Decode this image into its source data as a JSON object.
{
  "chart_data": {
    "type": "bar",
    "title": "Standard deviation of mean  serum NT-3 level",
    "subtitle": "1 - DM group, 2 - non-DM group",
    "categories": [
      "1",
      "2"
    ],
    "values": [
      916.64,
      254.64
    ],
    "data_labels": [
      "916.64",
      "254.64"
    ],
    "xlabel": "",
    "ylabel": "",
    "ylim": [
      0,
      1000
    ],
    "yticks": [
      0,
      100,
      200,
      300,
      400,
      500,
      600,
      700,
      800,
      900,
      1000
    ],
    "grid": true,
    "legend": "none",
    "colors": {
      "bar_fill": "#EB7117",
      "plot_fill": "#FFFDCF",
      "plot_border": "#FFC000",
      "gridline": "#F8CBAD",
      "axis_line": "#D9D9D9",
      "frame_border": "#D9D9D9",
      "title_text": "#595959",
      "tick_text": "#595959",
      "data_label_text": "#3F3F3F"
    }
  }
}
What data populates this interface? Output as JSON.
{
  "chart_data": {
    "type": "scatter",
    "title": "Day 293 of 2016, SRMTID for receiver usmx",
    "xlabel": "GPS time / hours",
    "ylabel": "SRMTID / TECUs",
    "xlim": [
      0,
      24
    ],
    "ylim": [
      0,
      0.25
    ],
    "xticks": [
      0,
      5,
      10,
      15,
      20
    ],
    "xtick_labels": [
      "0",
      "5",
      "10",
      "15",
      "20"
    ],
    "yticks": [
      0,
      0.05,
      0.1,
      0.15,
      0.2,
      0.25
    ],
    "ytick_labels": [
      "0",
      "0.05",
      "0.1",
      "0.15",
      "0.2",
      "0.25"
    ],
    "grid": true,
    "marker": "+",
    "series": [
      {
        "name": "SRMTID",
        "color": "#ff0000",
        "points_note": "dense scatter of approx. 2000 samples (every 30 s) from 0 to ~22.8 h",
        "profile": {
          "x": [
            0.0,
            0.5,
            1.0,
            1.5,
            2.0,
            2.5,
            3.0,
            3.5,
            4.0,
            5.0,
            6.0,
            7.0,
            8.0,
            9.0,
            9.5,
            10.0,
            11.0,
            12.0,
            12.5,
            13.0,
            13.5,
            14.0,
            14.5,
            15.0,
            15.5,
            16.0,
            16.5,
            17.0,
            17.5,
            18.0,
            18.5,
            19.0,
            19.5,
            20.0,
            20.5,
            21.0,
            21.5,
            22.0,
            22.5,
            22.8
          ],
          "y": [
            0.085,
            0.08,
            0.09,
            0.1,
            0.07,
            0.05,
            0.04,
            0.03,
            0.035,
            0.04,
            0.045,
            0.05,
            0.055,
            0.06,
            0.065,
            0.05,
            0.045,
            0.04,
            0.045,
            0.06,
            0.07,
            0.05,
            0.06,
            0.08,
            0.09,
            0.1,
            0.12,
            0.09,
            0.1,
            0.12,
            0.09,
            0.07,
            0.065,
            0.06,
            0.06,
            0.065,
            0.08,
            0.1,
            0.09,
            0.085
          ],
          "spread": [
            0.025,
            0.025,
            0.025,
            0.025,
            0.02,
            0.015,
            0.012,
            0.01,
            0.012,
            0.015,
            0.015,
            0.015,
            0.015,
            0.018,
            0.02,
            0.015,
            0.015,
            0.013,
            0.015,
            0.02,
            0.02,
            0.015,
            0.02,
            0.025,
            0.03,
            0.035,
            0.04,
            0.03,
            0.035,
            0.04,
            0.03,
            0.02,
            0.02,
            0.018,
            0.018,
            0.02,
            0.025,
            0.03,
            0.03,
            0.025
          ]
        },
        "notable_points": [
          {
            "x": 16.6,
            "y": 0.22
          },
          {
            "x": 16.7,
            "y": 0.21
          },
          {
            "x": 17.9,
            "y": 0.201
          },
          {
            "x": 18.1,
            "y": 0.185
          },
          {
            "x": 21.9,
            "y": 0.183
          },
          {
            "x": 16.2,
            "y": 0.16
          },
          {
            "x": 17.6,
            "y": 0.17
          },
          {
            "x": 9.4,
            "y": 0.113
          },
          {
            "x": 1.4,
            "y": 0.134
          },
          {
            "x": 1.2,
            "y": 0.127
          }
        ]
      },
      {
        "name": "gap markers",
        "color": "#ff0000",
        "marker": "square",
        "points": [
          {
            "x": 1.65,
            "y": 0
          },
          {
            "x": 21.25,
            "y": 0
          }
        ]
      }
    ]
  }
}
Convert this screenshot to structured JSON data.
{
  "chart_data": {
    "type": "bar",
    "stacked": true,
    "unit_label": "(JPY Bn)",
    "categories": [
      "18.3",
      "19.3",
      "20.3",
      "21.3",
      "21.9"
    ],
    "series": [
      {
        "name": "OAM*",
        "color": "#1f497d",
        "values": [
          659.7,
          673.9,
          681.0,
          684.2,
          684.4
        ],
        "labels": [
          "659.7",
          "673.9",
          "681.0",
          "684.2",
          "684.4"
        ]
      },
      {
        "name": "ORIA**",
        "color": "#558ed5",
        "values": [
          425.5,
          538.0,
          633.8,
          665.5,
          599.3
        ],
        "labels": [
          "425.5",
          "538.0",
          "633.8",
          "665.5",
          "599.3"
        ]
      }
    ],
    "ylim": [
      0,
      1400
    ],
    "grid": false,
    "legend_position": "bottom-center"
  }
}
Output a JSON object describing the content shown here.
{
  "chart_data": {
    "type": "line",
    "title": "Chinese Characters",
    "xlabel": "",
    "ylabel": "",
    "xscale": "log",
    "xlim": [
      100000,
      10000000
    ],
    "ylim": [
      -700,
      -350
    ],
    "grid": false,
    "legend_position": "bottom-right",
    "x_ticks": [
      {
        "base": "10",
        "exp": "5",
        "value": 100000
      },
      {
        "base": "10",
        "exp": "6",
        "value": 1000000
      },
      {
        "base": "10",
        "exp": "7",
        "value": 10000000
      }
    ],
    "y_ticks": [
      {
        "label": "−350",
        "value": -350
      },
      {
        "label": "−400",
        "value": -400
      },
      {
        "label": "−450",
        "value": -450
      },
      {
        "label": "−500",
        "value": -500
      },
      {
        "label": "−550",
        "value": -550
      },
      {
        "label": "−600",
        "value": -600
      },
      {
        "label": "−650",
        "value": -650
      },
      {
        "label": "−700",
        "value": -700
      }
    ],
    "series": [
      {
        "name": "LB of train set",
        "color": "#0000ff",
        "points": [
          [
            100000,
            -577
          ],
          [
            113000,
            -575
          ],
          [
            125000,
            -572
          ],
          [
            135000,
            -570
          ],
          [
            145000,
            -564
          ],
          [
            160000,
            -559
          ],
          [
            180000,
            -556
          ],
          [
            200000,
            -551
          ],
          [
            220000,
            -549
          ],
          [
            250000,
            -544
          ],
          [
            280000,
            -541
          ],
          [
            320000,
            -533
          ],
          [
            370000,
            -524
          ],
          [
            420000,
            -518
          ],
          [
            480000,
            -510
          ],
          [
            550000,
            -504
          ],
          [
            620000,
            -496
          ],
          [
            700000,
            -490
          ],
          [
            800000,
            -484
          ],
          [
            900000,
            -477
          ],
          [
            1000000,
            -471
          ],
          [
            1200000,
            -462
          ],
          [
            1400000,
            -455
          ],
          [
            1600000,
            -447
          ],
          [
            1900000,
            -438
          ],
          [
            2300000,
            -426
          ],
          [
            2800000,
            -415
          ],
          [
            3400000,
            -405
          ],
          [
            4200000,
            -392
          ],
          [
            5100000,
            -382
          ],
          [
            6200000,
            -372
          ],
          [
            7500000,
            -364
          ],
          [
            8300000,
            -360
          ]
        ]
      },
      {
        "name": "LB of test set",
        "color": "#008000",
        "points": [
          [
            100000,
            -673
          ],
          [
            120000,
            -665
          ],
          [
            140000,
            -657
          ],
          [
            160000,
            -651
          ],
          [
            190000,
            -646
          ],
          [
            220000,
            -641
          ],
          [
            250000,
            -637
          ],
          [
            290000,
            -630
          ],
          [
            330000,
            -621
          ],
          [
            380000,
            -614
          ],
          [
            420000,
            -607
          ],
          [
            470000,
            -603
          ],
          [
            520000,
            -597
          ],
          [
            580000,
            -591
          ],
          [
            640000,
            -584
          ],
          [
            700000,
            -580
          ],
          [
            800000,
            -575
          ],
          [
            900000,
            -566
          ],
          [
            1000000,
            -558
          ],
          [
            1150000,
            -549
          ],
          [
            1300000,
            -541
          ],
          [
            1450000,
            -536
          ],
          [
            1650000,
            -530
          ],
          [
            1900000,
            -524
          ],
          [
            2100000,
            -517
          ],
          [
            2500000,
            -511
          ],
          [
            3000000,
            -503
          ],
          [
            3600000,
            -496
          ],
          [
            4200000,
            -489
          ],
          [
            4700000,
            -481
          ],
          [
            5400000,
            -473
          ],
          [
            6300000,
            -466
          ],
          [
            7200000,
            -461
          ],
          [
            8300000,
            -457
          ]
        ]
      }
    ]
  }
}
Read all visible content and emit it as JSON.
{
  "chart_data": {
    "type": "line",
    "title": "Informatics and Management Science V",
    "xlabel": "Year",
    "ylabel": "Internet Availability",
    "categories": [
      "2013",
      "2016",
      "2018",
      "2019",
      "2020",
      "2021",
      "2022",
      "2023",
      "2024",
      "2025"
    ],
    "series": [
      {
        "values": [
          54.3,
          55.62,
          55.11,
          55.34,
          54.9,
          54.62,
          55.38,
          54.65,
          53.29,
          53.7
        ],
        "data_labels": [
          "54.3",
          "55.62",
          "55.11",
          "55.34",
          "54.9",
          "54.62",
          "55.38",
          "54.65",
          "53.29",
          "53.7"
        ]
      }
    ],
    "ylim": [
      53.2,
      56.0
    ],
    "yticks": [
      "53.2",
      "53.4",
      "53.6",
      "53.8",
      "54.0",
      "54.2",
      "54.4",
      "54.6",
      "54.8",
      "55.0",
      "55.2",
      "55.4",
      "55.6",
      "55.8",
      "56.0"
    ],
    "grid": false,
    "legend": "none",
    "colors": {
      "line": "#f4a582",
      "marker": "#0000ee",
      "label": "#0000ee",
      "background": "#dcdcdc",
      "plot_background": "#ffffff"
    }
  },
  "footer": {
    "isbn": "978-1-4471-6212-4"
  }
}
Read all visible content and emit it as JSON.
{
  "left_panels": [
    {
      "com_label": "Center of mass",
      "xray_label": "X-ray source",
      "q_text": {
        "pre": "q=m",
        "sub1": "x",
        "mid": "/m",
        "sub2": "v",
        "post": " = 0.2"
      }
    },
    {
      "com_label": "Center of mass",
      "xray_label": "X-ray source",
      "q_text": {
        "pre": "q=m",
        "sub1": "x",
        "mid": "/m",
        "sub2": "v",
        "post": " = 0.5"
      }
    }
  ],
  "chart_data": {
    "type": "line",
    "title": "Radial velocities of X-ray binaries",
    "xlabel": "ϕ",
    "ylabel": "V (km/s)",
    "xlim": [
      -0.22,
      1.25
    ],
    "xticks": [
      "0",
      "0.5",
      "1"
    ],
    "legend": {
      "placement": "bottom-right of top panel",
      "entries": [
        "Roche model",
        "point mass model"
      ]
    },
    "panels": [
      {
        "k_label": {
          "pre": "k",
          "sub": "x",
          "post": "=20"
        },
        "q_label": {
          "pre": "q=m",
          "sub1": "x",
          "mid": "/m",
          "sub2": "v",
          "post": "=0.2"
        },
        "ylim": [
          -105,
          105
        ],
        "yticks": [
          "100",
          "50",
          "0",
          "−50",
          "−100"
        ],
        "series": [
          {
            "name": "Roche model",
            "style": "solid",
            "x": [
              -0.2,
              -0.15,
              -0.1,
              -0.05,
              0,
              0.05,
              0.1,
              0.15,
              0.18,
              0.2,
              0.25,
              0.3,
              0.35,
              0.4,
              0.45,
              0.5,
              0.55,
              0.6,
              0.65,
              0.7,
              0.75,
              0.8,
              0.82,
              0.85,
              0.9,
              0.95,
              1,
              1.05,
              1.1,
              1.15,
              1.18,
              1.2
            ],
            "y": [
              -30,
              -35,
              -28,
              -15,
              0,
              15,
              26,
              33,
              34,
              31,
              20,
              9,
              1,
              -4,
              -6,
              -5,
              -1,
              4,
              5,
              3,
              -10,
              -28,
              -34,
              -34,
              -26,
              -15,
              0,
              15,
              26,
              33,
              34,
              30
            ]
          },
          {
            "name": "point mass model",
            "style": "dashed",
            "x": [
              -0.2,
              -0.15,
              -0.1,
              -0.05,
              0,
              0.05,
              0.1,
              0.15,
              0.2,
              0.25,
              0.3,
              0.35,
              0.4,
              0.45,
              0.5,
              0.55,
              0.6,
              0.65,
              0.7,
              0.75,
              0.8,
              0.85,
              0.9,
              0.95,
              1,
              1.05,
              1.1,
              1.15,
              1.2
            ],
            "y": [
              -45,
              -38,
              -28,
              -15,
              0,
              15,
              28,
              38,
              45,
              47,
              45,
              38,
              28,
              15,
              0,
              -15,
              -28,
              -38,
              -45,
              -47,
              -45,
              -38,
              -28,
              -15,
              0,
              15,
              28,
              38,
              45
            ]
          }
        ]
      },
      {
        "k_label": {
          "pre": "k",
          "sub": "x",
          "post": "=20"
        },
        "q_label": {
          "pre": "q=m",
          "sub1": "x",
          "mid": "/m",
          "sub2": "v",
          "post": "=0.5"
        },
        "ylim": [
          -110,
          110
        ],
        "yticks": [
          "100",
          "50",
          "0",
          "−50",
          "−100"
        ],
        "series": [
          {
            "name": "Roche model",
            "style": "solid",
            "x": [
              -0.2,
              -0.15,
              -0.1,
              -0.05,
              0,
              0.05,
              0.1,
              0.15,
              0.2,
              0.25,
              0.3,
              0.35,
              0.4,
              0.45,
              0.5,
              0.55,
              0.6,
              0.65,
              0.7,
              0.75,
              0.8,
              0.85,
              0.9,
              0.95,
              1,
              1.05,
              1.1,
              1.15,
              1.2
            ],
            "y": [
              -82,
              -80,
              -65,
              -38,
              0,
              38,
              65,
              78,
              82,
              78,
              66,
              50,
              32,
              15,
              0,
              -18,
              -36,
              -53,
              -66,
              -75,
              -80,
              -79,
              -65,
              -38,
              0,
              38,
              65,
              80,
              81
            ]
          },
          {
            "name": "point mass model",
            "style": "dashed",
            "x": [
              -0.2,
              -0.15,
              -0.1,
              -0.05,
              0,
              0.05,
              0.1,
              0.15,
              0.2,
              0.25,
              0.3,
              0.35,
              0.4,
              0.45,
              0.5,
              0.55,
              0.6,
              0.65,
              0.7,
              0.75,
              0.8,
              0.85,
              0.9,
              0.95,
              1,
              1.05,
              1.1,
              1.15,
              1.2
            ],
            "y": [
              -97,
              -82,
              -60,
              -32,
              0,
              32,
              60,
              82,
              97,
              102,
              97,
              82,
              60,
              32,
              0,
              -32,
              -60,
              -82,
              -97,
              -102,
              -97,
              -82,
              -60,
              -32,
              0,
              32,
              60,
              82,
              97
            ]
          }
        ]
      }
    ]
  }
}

★ ★ ★

_Exercise objective_
Which lines include the word "ylabel"? Copy every one of them.

_Written solution_
    "ylabel": "",
    "ylabel": "SRMTID / TECUs",
    "ylabel": "",
    "ylabel": "Internet Availability",
    "ylabel": "V (km/s)",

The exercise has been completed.